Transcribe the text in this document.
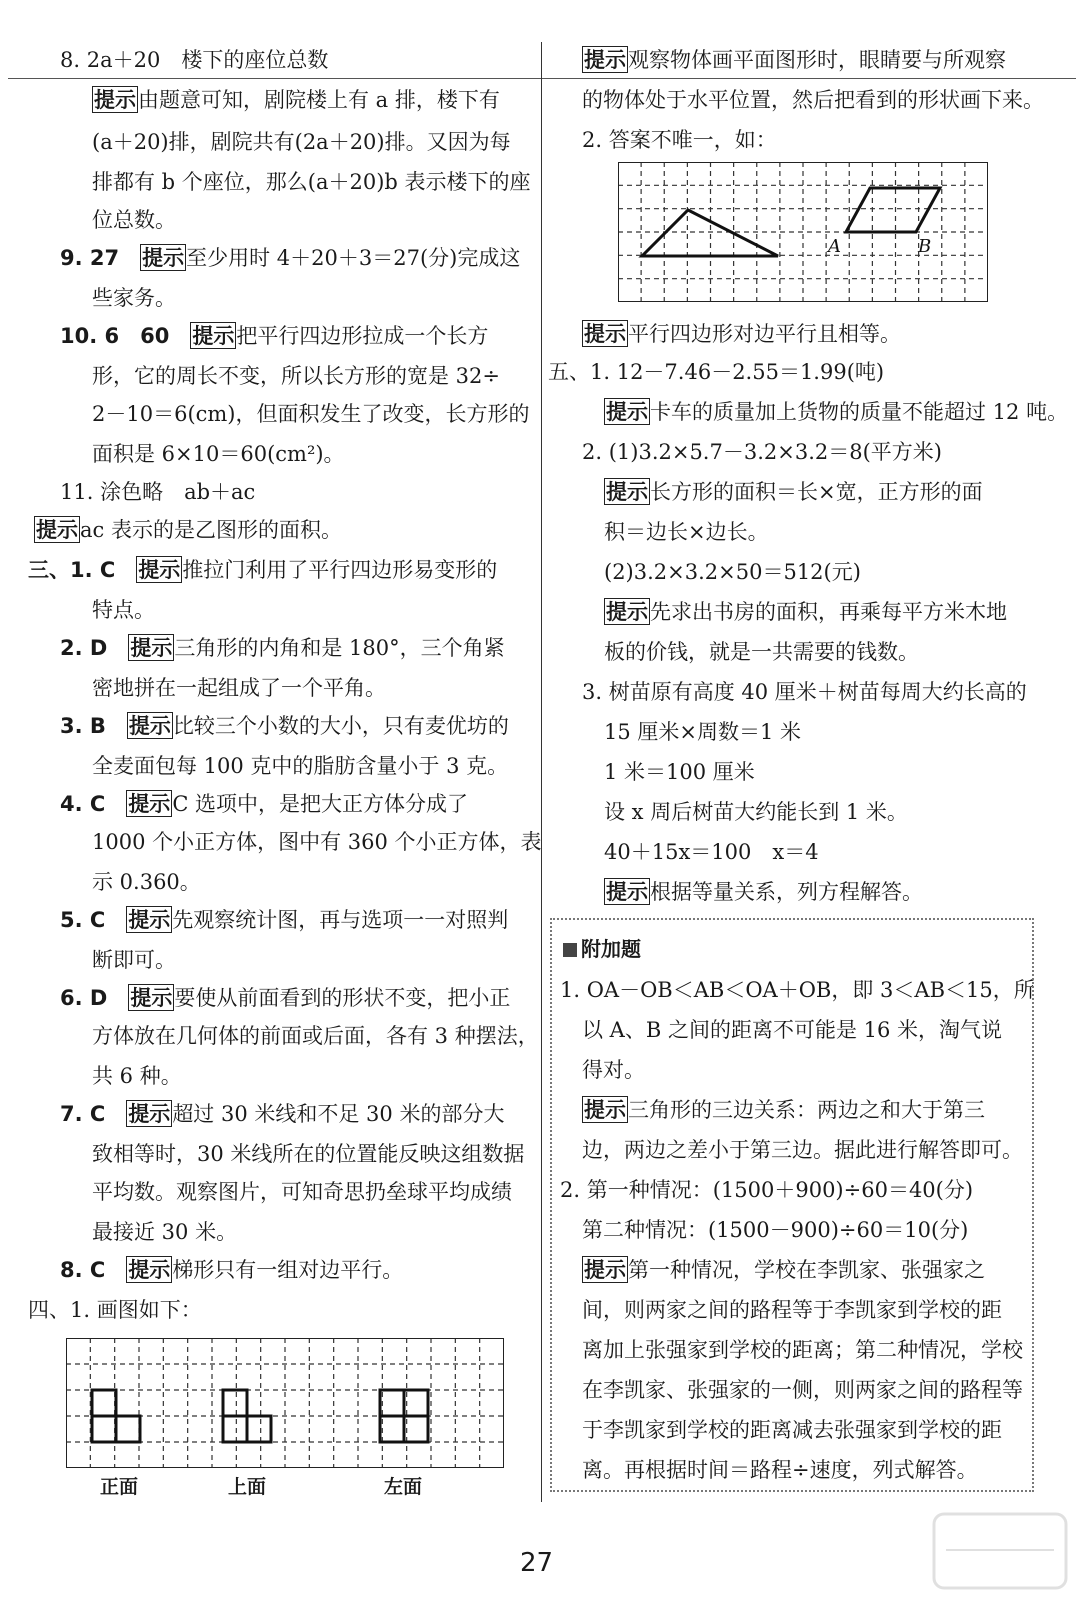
8. 2a＋20　楼下的座位总数
提示由题意可知，剧院楼上有 a 排，楼下有
(a＋20)排，剧院共有(2a＋20)排。又因为每
排都有 b 个座位，那么(a＋20)b 表示楼下的座
位总数。
9. 27　提示至少用时 4＋20＋3＝27(分)完成这
些家务。
10. 6　60　提示把平行四边形拉成一个长方
形，它的周长不变，所以长方形的宽是 32÷
2－10＝6(cm)，但面积发生了改变，长方形的
面积是 6×10＝60(cm²)。
11. 涂色略　ab＋ac
提示ac 表示的是乙图形的面积。
三、1. C　提示推拉门利用了平行四边形易变形的
特点。
2. D　提示三角形的内角和是 180°，三个角紧
密地拼在一起组成了一个平角。
3. B　提示比较三个小数的大小，只有麦优坊的
全麦面包每 100 克中的脂肪含量小于 3 克。
4. C　提示C 选项中，是把大正方体分成了
1000 个小正方体，图中有 360 个小正方体，表
示 0.360。
5. C　提示先观察统计图，再与选项一一对照判
断即可。
6. D　提示要使从前面看到的形状不变，把小正
方体放在几何体的前面或后面，各有 3 种摆法，
共 6 种。
7. C　提示超过 30 米线和不足 30 米的部分大
致相等时，30 米线所在的位置能反映这组数据
平均数。观察图片，可知奇思扔垒球平均成绩
最接近 30 米。
8. C　提示梯形只有一组对边平行。
四、1. 画图如下：
提示观察物体画平面图形时，眼睛要与所观察
的物体处于水平位置，然后把看到的形状画下来。
2. 答案不唯一，如：
提示平行四边形对边平行且相等。
五、1. 12－7.46－2.55＝1.99(吨)
提示卡车的质量加上货物的质量不能超过 12 吨。
2. (1)3.2×5.7－3.2×3.2＝8(平方米)
提示长方形的面积＝长×宽，正方形的面
积＝边长×边长。
(2)3.2×3.2×50＝512(元)
提示先求出书房的面积，再乘每平方米木地
板的价钱，就是一共需要的钱数。
3. 树苗原有高度 40 厘米＋树苗每周大约长高的
15 厘米×周数＝1 米
1 米＝100 厘米
设 x 周后树苗大约能长到 1 米。
40＋15x＝100　x＝4
提示根据等量关系，列方程解答。
1. OA－OB＜AB＜OA＋OB，即 3＜AB＜15，所
以 A、B 之间的距离不可能是 16 米，淘气说
得对。
提示三角形的三边关系：两边之和大于第三
边，两边之差小于第三边。据此进行解答即可。
2. 第一种情况：(1500＋900)÷60＝40(分)
第二种情况：(1500－900)÷60＝10(分)
提示第一种情况，学校在李凯家、张强家之
间，则两家之间的路程等于李凯家到学校的距
离加上张强家到学校的距离；第二种情况，学校
在李凯家、张强家的一侧，则两家之间的路程等
于李凯家到学校的距离减去张强家到学校的距
离。再根据时间＝路程÷速度，列式解答。
正面	上面	左面
A	B
附加题
27
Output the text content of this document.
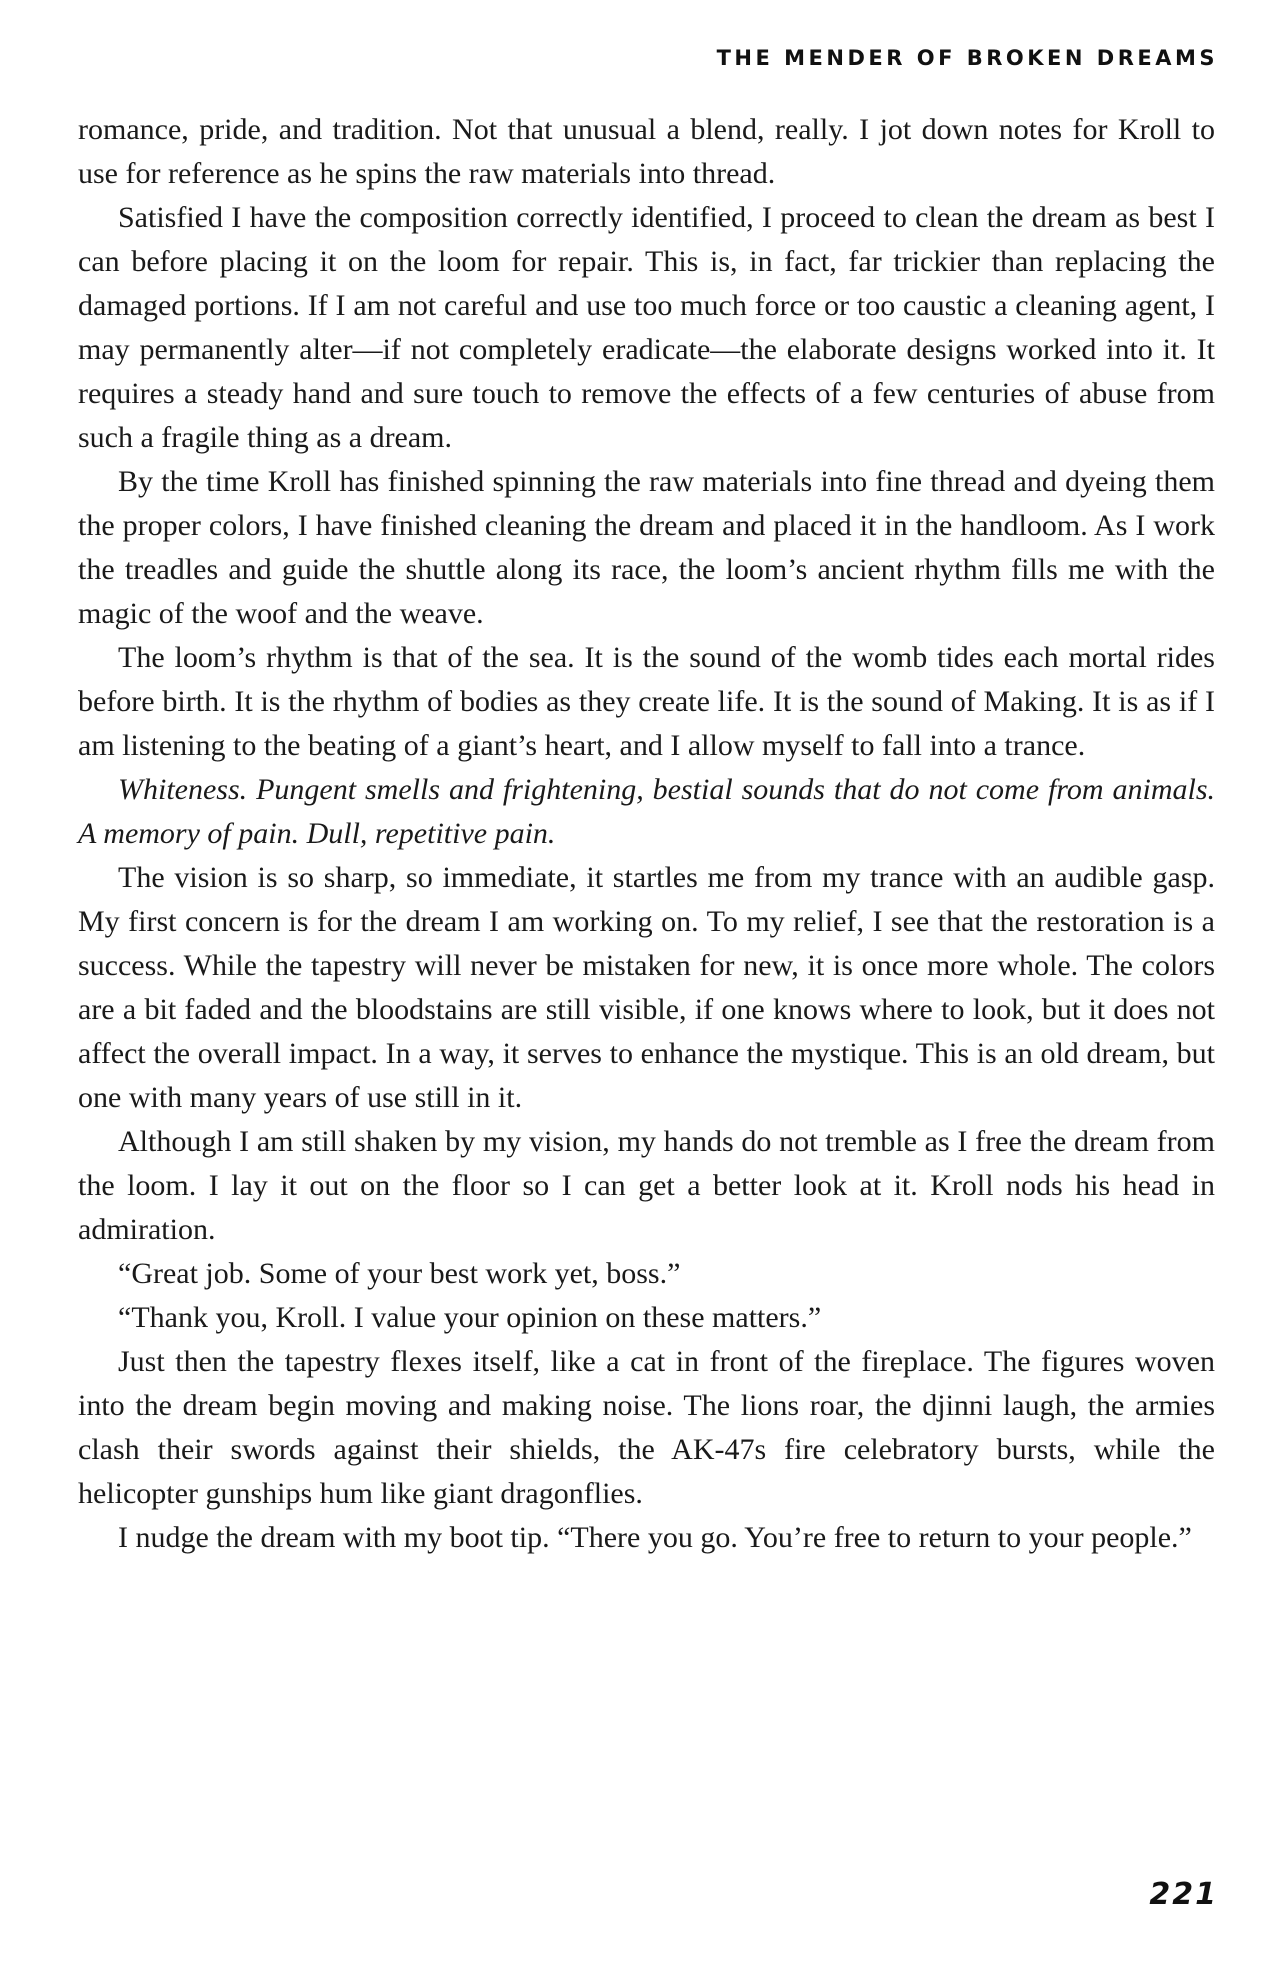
THE MENDER OF BROKEN DREAMS

romance, pride, and tradition. Not that unusual a blend, really. I jot down notes for Kroll to use for reference as he spins the raw materials into thread.

Satisfied I have the composition correctly identified, I proceed to clean the dream as best I can before placing it on the loom for repair. This is, in fact, far trickier than replacing the damaged portions. If I am not careful and use too much force or too caustic a cleaning agent, I may permanently alter—if not completely eradicate—the elaborate designs worked into it. It requires a steady hand and sure touch to remove the effects of a few centuries of abuse from such a fragile thing as a dream.

By the time Kroll has finished spinning the raw materials into fine thread and dyeing them the proper colors, I have finished cleaning the dream and placed it in the handloom. As I work the treadles and guide the shuttle along its race, the loom’s ancient rhythm fills me with the magic of the woof and the weave.

The loom’s rhythm is that of the sea. It is the sound of the womb tides each mortal rides before birth. It is the rhythm of bodies as they create life. It is the sound of Making. It is as if I am listening to the beating of a giant’s heart, and I allow myself to fall into a trance.

Whiteness. Pungent smells and frightening, bestial sounds that do not come from animals. A memory of pain. Dull, repetitive pain.

The vision is so sharp, so immediate, it startles me from my trance with an audible gasp. My first concern is for the dream I am working on. To my relief, I see that the restoration is a success. While the tapestry will never be mistaken for new, it is once more whole. The colors are a bit faded and the bloodstains are still visible, if one knows where to look, but it does not affect the overall impact. In a way, it serves to enhance the mystique. This is an old dream, but one with many years of use still in it.

Although I am still shaken by my vision, my hands do not tremble as I free the dream from the loom. I lay it out on the floor so I can get a better look at it. Kroll nods his head in admiration.

“Great job. Some of your best work yet, boss.”

“Thank you, Kroll. I value your opinion on these matters.”

Just then the tapestry flexes itself, like a cat in front of the fireplace. The figures woven into the dream begin moving and making noise. The lions roar, the djinni laugh, the armies clash their swords against their shields, the AK-47s fire celebratory bursts, while the helicopter gunships hum like giant dragonflies.

I nudge the dream with my boot tip. “There you go. You’re free to return to your people.”

221
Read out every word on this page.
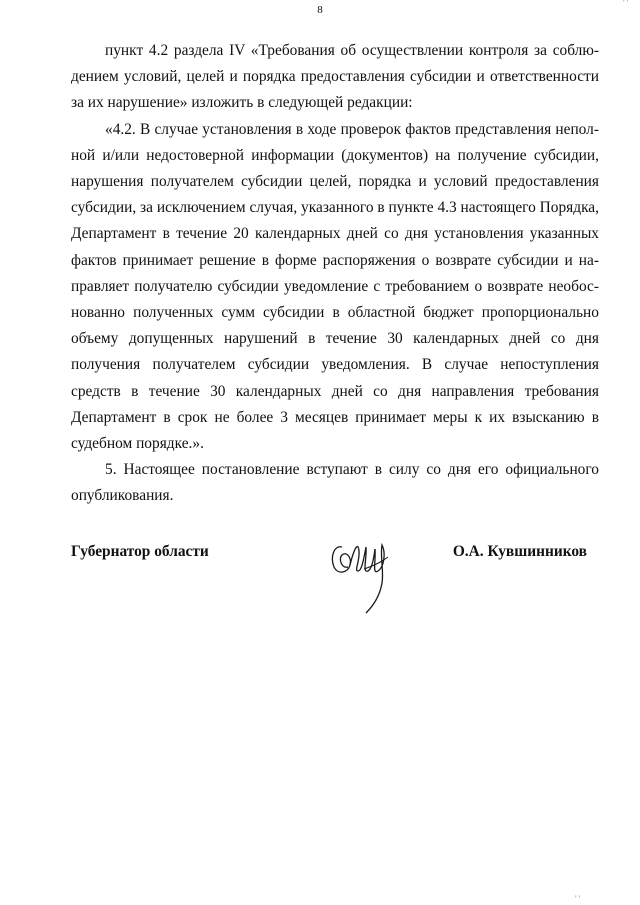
8
' '

пункт 4.2 раздела IV «Требования об осуществлении контроля за соблюдением условий, целей и порядка предоставления субсидии и ответственности за их нарушение» изложить в следующей редакции:

«4.2. В случае установления в ходе проверок фактов представления неполной и/или недостоверной информации (документов) на получение субсидии, нарушения получателем субсидии целей, порядка и условий предоставления субсидии, за исключением случая, указанного в пункте 4.3 настоящего Порядка, Департамент в течение 20 календарных дней со дня установления указанных фактов принимает решение в форме распоряжения о возврате субсидии и направляет получателю субсидии уведомление с требованием о возврате необоснованно полученных сумм субсидии в областной бюджет пропорционально объему допущенных нарушений в течение 30 календарных дней со дня получения получателем субсидии уведомления. В случае непоступления средств в течение 30 календарных дней со дня направления требования Департамент в срок не более 3 месяцев принимает меры к их взысканию в судебном порядке.».

5. Настоящее постановление вступают в силу со дня его официального опубликования.

Губернатор области	О.А. Кувшинников
' '
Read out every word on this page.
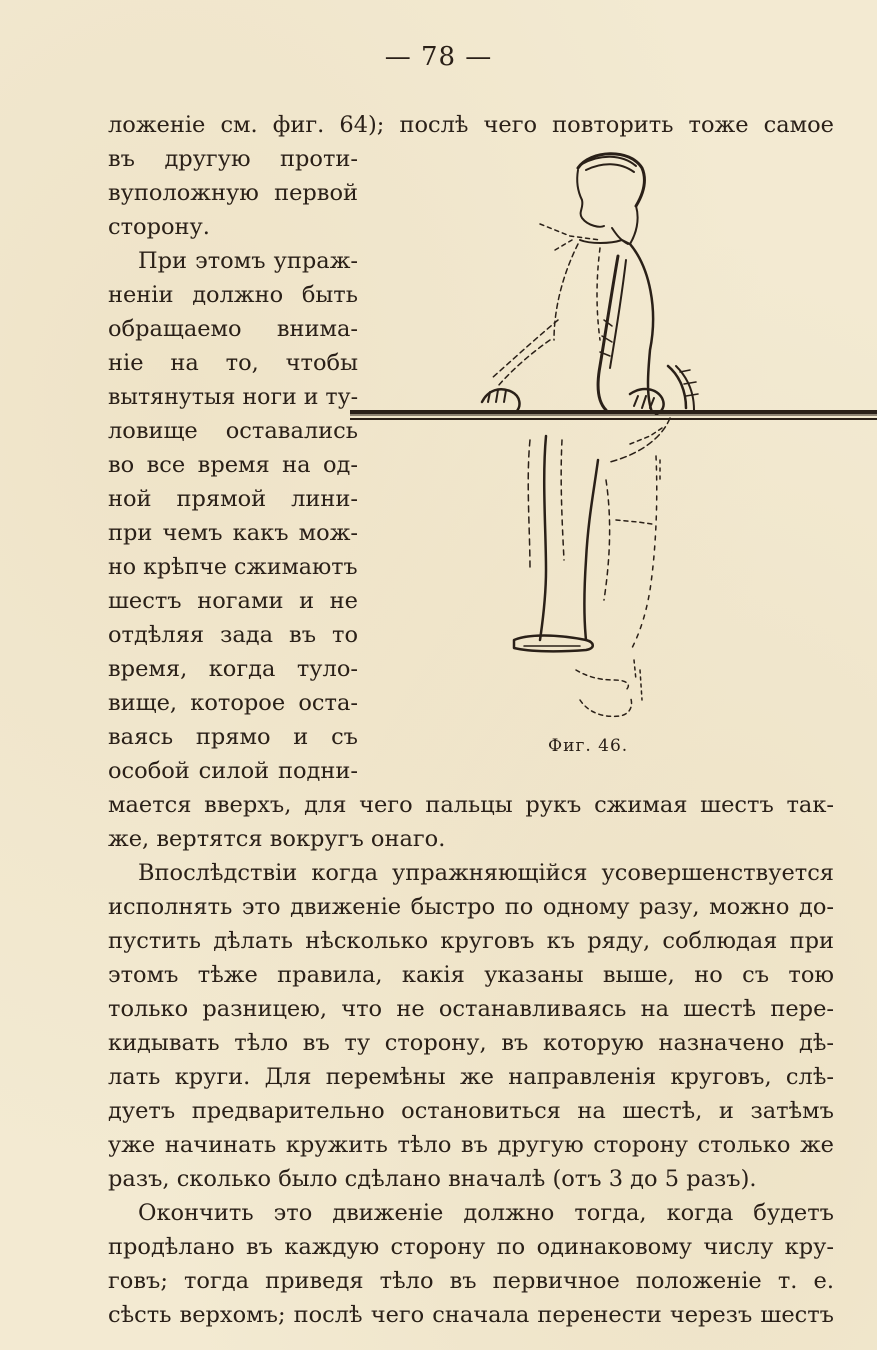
— 78 —
ложенiе см. фиг. 64); послѣ чего повторить тоже самое
въ другую проти-
вуположную первой
сторону.
При этомъ упраж-
ненiи должно быть
обращаемо внима-
нiе на то, чтобы
вытянутыя ноги и ту-
ловище оставались
во все время на од-
ной прямой лини-
при чемъ какъ мож-
но крѣпче сжимаютъ
шестъ ногами и не
отдѣляя зада въ то
время, когда туло-
вище, которое оста-
ваясь прямо и съ
особой силой подни-
мается вверхъ, для чего пальцы рукъ сжимая шестъ так-
же, вертятся вокругъ онаго.
Впослѣдствiи когда упражняющiйся усовершенствуется
исполнять это движенiе быстро по одному разу, можно до-
пустить дѣлать нѣсколько круговъ къ ряду, соблюдая при
этомъ тѣже правила, какiя указаны выше, но съ тою
только разницею, что не останавливаясь на шестѣ пере-
кидывать тѣло въ ту сторону, въ которую назначено дѣ-
лать круги. Для перемѣны же направленiя круговъ, слѣ-
дуетъ предварительно остановиться на шестѣ, и затѣмъ
уже начинать кружить тѣло въ другую сторону столько же
разъ, сколько было сдѣлано вначалѣ (отъ 3 до 5 разъ).
Окончить это движенiе должно тогда, когда будетъ
продѣлано въ каждую сторону по одинаковому числу кру-
говъ; тогда приведя тѣло въ первичное положенiе т. е.
сѣсть верхомъ; послѣ чего сначала перенести черезъ шестъ
Фиг. 46.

- EXERCISE DETAILS -
Work through the records above line by line and count those that hold the string "когда". Give only the result.

- TASK RESULT -
3